━━━━━ DATASET EXTRACT

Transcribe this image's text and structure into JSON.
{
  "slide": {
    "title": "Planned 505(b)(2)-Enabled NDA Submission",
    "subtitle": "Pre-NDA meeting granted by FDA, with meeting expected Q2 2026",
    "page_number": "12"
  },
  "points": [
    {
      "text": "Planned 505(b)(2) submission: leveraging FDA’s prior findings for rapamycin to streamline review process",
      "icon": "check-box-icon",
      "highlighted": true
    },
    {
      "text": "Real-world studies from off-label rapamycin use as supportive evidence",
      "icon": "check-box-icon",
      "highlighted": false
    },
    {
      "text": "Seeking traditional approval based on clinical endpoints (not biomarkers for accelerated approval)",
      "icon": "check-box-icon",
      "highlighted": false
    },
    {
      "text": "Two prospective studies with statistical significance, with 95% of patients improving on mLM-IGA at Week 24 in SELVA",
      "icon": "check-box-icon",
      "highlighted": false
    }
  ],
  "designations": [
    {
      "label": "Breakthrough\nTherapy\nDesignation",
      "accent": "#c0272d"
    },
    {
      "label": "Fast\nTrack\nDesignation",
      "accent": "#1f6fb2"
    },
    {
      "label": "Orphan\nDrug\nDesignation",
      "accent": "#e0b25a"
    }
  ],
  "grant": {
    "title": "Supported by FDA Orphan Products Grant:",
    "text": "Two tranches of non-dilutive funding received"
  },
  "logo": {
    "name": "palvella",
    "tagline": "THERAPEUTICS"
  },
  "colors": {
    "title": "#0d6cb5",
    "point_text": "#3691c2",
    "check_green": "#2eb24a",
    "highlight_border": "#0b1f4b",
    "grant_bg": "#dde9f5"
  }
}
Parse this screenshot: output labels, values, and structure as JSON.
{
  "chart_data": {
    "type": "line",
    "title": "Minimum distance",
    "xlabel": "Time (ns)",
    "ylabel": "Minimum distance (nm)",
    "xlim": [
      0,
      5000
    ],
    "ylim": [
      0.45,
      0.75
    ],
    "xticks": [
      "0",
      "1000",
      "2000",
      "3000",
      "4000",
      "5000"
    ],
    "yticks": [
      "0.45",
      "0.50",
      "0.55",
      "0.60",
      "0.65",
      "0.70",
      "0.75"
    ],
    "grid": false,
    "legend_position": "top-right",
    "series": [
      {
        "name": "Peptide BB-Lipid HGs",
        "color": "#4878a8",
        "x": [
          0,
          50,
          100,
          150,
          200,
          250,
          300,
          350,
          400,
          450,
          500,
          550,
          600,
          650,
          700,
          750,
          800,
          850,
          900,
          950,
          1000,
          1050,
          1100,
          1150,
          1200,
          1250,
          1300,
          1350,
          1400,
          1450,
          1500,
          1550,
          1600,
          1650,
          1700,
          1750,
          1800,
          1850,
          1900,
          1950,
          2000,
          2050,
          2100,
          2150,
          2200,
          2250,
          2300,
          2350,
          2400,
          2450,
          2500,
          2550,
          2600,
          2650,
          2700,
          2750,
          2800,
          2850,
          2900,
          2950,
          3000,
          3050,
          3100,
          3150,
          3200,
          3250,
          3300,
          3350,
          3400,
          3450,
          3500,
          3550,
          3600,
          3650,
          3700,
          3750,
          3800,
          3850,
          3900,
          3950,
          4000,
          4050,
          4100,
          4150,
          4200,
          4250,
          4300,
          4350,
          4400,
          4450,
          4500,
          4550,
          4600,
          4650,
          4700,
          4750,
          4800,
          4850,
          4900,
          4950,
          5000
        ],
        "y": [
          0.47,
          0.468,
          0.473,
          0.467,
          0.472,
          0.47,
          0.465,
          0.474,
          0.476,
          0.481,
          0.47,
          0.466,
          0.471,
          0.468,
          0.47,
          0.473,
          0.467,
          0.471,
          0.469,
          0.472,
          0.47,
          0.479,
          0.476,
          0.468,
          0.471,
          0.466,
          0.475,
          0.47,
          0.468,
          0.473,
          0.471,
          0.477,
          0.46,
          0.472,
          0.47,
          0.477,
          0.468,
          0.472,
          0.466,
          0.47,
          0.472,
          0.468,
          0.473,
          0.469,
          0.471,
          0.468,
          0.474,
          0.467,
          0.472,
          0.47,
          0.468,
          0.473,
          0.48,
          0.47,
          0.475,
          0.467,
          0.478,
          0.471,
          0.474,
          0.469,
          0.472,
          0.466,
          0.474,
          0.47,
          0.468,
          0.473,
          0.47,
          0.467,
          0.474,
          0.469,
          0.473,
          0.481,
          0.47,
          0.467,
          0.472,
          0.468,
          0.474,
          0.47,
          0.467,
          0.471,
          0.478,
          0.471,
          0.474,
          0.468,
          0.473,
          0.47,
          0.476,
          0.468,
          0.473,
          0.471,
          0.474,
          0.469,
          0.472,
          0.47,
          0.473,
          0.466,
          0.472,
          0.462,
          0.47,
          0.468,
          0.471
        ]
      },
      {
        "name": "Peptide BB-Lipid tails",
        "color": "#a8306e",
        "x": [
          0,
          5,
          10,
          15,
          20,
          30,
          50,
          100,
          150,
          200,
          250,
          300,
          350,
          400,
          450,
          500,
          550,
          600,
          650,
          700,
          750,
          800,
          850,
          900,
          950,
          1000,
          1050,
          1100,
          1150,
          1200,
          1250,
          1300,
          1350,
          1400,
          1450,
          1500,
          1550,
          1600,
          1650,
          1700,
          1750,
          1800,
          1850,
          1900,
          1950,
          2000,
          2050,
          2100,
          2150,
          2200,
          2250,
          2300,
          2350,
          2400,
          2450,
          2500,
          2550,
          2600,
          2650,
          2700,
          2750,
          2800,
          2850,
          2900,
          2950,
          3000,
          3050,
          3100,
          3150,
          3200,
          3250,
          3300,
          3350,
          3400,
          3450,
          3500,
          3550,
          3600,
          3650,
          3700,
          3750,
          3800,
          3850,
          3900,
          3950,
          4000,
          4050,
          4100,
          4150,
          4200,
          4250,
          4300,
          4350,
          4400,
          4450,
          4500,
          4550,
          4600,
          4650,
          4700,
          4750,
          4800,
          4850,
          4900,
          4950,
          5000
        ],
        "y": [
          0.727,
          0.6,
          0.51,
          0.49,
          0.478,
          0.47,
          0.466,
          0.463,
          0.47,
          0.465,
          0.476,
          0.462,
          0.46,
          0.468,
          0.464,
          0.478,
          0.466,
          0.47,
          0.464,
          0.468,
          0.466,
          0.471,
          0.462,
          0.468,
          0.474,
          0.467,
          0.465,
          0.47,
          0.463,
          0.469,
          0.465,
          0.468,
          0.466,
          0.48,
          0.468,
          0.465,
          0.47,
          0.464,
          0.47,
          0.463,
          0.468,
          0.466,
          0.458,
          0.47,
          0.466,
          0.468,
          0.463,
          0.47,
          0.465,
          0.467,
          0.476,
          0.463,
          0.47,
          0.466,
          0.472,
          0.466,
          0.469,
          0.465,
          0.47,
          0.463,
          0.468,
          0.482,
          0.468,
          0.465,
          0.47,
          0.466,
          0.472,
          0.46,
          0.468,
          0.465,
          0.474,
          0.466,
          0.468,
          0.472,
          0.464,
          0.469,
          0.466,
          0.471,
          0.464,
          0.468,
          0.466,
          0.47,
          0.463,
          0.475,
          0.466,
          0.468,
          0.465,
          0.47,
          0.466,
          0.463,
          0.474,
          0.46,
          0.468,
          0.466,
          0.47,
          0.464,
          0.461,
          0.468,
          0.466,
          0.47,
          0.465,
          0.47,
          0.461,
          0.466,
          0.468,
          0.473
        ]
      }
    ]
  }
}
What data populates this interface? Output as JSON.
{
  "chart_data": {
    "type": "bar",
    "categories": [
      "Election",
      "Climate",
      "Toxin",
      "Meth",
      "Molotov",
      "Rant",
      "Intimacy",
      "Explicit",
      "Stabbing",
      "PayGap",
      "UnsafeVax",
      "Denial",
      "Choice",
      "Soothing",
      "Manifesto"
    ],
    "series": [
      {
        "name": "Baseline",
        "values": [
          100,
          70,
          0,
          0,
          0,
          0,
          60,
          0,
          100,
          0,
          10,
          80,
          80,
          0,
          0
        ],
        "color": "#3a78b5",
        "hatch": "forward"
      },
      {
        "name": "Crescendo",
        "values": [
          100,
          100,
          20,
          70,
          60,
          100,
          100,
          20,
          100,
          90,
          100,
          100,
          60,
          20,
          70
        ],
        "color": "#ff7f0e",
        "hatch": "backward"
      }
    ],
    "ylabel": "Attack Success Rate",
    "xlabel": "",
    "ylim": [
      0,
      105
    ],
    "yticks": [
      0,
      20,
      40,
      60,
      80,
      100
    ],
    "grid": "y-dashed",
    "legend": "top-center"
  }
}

━━━━━━━━━━

REQUIREMENT: The answer must be every line of the data that contains the word "studies".

ANSWER TO THE EXERCISE:
      "text": "Real-world studies from off-label rapamycin use as supportive evidence",
      "text": "Two prospective studies with statistical significance, with 95% of patients improving on mLM-IGA at Week 24 in SELVA",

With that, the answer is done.